▶ [What needs to be done] Copy out, from the entries below, each line holding the string "Reference".

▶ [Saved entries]
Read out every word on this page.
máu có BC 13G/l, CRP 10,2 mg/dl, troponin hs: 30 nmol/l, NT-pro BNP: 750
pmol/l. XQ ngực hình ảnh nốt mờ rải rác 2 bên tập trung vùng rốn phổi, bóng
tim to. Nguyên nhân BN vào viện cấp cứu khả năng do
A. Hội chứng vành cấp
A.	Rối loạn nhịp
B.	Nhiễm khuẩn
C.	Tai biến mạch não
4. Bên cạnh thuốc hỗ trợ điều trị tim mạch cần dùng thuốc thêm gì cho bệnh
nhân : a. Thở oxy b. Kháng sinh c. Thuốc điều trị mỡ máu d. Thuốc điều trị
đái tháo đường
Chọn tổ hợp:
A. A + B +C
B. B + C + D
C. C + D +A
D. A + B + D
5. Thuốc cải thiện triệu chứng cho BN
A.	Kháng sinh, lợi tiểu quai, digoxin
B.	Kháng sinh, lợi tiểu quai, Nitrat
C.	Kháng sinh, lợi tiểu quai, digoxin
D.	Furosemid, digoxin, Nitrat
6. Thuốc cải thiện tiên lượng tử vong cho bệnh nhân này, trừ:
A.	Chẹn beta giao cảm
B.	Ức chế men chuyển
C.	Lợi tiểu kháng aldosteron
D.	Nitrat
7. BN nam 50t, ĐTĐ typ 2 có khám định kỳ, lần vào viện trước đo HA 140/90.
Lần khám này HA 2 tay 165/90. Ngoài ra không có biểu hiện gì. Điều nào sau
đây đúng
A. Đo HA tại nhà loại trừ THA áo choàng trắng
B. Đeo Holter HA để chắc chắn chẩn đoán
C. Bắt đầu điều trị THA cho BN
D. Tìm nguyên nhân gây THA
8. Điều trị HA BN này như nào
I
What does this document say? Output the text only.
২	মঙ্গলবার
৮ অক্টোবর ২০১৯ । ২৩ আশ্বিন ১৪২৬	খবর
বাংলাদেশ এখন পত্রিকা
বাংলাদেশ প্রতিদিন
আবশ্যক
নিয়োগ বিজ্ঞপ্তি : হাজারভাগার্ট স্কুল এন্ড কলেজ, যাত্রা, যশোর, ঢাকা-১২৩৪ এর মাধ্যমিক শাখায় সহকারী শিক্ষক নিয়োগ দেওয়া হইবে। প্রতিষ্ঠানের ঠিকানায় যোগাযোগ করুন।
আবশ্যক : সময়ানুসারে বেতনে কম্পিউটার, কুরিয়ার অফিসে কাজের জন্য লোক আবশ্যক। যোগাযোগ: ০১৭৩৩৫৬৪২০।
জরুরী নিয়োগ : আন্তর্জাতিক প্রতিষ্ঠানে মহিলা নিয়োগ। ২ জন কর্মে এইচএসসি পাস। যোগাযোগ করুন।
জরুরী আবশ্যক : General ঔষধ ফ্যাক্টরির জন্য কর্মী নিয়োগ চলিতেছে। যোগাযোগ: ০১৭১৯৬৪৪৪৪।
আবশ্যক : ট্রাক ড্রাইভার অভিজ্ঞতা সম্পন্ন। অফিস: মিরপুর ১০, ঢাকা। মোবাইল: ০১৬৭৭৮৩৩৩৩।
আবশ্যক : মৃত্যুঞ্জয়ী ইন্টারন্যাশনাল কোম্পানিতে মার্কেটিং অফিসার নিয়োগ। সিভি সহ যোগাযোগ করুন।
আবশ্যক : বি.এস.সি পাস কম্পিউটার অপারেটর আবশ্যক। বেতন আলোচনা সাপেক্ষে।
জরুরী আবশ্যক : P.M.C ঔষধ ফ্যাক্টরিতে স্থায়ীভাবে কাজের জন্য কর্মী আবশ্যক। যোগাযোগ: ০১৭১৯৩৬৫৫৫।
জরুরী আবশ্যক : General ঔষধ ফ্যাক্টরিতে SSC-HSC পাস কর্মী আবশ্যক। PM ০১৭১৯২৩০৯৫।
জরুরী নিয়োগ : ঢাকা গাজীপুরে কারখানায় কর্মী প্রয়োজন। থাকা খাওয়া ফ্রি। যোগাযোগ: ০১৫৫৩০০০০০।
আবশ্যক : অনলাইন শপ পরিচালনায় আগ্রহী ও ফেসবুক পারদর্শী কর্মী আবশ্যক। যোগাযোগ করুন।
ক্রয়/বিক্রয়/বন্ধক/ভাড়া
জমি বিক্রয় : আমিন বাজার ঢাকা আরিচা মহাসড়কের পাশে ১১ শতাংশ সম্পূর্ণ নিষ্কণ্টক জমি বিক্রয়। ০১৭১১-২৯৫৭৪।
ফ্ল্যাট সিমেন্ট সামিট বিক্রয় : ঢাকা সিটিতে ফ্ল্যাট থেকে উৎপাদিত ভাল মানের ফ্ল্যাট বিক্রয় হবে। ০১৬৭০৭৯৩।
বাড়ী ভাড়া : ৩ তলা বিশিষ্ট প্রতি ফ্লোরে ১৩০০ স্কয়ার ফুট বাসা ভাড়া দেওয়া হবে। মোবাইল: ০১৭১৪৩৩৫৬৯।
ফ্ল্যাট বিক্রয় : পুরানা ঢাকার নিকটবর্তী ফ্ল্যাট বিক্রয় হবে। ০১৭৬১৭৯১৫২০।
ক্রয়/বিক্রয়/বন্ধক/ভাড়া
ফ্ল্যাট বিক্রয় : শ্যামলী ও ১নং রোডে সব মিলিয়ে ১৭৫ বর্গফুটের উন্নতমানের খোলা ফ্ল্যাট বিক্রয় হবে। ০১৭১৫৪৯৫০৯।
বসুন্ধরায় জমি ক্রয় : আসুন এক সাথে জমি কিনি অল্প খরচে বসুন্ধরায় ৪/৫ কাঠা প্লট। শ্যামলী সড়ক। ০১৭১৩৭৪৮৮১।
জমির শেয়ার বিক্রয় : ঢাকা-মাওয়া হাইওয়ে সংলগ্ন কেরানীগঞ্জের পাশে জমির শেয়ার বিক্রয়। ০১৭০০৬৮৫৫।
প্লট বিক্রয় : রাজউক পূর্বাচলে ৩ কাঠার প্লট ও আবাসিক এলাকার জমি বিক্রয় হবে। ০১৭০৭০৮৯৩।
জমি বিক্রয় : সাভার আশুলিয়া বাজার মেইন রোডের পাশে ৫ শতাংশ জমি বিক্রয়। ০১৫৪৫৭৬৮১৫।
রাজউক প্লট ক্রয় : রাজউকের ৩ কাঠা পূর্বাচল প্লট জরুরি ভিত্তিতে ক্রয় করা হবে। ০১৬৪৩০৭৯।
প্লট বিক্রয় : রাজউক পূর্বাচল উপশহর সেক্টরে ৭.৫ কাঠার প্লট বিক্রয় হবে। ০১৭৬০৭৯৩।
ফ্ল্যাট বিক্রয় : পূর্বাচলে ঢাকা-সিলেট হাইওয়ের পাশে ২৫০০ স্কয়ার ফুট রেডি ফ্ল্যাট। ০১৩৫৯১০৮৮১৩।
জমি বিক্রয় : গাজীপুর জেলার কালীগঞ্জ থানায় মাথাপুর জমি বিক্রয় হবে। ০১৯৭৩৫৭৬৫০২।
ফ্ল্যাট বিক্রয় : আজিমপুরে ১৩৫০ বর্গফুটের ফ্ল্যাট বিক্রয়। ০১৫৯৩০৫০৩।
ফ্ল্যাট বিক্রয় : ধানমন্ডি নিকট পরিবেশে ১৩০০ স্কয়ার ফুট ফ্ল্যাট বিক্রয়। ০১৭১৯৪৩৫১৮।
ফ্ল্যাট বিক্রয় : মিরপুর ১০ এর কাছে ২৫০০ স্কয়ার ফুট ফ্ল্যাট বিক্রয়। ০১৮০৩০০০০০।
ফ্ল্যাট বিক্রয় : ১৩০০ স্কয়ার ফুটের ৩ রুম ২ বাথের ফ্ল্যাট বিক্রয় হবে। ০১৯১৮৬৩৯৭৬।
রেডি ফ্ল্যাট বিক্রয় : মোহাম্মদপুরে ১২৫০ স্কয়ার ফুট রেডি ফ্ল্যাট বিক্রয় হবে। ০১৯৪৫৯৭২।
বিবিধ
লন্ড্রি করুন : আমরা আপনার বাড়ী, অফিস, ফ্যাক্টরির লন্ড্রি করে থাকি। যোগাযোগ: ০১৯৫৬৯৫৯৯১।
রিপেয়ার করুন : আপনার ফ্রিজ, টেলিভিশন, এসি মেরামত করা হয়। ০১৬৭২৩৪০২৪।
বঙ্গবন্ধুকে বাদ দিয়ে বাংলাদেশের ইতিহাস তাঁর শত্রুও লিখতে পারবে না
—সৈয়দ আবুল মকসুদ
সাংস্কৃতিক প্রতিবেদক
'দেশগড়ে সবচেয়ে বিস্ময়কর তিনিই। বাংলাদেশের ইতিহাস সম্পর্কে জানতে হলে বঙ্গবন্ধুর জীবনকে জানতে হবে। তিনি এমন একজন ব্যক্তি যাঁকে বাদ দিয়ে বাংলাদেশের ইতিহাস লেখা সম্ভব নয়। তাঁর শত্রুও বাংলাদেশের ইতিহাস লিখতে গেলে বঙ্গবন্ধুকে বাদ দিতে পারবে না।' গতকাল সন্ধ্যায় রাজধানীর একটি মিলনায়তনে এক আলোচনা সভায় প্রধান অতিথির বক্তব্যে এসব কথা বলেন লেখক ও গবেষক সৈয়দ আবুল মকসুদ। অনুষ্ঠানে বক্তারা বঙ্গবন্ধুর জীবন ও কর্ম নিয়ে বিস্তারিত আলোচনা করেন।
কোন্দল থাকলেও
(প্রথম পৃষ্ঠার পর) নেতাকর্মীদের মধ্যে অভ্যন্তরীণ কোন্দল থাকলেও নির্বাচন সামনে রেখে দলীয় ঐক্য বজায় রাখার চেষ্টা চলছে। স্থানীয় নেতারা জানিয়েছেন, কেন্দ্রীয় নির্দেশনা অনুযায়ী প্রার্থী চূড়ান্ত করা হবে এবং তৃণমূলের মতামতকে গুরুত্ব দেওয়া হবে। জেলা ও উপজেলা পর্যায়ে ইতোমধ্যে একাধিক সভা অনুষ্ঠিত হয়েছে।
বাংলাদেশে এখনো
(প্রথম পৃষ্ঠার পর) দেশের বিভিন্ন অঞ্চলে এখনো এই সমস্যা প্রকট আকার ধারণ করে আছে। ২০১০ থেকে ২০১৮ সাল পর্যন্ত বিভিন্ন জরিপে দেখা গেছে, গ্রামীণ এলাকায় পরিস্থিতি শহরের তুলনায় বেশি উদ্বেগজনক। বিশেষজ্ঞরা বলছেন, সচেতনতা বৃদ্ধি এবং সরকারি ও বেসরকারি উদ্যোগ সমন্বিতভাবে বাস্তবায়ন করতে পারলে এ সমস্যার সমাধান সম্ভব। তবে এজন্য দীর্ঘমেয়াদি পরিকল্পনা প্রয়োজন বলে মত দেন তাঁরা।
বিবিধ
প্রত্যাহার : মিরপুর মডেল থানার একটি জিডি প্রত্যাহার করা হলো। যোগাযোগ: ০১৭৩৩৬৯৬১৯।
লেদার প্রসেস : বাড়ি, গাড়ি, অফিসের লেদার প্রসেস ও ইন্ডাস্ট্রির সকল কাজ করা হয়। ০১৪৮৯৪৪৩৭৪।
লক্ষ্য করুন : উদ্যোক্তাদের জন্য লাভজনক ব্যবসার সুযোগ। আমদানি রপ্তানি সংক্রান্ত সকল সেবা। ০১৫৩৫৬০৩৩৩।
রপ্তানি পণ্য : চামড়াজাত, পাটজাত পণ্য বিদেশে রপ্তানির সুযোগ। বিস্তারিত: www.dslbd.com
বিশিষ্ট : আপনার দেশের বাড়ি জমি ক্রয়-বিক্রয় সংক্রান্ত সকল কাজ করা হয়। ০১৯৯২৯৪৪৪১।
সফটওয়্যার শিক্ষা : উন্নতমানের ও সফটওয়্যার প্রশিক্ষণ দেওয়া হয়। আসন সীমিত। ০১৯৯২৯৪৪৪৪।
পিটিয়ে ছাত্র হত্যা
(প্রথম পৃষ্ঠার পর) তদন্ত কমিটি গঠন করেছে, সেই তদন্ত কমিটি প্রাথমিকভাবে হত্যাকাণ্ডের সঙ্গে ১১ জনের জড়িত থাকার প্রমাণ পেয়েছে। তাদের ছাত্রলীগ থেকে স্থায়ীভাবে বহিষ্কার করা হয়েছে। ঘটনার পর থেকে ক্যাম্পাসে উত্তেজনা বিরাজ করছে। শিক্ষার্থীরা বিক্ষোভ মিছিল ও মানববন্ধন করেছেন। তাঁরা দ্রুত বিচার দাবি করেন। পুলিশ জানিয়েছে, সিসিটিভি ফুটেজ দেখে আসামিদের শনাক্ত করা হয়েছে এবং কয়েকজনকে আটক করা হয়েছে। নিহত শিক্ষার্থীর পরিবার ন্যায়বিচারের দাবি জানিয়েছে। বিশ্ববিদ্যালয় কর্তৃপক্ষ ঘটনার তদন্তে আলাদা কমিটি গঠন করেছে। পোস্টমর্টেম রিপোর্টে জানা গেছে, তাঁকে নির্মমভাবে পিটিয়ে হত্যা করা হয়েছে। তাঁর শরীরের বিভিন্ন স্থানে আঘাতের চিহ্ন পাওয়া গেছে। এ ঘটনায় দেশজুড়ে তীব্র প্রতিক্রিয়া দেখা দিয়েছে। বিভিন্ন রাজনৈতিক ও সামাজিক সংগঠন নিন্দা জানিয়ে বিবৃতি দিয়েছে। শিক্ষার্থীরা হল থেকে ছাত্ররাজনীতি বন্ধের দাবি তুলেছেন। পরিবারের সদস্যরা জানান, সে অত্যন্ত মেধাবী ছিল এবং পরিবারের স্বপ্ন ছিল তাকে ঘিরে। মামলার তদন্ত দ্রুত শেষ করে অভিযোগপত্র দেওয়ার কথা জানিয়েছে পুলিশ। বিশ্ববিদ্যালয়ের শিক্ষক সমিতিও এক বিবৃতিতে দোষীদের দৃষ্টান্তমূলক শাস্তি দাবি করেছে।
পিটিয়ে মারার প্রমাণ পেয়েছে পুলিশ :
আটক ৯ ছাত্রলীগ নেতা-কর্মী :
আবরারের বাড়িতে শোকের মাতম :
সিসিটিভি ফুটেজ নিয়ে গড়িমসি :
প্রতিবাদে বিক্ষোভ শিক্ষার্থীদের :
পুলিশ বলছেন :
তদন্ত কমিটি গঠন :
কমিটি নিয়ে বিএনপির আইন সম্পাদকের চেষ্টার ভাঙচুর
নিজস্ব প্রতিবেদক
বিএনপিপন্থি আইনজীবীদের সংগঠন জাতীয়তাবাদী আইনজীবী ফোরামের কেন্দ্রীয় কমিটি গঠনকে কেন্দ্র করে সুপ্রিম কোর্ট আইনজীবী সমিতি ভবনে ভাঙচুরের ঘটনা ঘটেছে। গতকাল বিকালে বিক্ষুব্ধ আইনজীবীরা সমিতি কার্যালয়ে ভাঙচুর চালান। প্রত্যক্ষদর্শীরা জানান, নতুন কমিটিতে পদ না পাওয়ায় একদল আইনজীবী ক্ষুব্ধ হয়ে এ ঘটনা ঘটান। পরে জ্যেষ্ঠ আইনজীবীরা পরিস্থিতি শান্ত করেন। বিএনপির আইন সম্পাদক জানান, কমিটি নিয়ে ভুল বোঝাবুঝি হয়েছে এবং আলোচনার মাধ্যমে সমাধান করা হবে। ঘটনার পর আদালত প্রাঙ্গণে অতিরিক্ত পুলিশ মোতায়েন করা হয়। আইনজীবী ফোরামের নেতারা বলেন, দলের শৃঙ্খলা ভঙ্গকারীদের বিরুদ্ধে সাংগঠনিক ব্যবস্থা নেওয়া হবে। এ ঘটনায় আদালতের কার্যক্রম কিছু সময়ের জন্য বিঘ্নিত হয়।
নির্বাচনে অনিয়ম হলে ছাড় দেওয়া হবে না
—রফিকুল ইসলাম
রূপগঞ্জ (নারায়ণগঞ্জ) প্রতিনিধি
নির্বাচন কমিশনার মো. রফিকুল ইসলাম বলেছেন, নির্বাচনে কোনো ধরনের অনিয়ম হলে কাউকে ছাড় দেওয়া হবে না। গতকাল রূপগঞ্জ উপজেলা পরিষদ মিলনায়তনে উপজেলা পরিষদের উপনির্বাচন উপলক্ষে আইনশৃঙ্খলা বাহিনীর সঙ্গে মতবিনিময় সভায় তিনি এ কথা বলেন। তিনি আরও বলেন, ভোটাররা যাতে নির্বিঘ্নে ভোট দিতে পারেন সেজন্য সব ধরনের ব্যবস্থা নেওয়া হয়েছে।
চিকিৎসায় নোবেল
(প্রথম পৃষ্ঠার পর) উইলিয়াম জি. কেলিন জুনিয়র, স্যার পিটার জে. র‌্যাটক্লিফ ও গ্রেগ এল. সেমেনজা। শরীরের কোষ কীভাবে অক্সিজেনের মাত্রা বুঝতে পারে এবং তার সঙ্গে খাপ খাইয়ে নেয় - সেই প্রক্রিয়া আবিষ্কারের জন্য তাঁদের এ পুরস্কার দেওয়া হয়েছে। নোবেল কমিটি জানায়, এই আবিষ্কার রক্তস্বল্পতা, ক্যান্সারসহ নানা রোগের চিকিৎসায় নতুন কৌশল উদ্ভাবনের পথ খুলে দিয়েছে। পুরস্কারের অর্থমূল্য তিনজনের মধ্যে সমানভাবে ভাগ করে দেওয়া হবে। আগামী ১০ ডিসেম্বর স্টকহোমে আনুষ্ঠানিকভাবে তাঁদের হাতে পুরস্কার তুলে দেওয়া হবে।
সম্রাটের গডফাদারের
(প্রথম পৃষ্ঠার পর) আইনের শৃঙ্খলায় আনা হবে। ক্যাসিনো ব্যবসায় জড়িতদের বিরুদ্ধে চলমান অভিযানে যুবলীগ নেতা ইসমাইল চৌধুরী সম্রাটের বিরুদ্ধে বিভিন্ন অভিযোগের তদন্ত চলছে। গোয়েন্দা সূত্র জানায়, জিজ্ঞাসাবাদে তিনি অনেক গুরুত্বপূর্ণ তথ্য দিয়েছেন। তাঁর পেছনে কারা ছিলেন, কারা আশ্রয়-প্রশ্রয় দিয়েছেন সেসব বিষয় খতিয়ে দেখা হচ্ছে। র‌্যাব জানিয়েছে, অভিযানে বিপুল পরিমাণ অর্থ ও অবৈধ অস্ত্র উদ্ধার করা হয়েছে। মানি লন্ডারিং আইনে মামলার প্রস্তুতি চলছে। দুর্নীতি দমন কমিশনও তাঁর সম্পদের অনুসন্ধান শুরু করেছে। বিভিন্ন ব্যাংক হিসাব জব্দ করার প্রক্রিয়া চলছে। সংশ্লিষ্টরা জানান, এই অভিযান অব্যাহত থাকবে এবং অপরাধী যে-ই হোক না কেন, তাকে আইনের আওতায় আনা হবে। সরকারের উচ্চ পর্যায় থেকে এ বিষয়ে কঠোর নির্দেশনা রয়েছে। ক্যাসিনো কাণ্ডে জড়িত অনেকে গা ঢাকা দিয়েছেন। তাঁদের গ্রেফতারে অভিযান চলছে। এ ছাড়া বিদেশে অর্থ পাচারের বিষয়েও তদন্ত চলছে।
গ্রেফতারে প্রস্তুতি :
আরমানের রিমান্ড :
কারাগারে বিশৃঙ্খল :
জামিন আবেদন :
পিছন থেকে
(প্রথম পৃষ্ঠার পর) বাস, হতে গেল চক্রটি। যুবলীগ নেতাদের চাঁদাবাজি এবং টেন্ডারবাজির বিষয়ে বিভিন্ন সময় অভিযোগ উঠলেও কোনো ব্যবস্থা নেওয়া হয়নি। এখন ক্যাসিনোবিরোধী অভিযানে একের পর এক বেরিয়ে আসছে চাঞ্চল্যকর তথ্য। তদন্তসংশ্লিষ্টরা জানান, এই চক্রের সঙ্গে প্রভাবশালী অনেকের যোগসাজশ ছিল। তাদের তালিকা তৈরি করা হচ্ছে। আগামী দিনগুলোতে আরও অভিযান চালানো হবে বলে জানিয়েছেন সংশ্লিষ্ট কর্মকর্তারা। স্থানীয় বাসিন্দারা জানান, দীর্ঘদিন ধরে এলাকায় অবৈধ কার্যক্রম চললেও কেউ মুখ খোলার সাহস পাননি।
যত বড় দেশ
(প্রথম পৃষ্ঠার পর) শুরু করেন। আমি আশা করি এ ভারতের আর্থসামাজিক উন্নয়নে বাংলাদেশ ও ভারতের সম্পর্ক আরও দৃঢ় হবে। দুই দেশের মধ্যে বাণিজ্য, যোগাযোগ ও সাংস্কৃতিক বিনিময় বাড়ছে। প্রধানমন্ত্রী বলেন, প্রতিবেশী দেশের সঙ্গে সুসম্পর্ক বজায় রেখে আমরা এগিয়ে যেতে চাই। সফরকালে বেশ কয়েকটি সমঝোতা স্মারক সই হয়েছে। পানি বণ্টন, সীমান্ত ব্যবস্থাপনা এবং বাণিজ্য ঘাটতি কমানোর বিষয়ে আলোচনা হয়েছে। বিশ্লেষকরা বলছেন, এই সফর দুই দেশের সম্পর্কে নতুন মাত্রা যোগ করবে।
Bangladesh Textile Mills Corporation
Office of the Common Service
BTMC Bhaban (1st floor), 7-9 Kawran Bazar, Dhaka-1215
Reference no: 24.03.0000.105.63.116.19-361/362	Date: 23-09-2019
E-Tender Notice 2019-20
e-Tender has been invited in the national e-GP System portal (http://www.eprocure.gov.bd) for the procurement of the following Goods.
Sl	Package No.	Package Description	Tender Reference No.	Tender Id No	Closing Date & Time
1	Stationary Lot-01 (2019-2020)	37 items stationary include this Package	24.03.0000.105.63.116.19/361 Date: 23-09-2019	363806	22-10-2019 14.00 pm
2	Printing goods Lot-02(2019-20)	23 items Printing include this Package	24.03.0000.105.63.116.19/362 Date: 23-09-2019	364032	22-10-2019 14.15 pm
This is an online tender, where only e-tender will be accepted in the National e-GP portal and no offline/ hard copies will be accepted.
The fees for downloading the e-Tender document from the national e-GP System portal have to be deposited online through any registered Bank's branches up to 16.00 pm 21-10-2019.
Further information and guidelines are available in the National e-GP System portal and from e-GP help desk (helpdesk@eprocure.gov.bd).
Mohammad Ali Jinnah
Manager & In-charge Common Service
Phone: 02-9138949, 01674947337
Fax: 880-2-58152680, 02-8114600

▶ [Written response]
Reference no: 24.03.0000.105.63.116.19-361/362	Date: 23-09-2019
Sl	Package No.	Package Description	Tender Reference No.	Tender Id No	Closing Date & Time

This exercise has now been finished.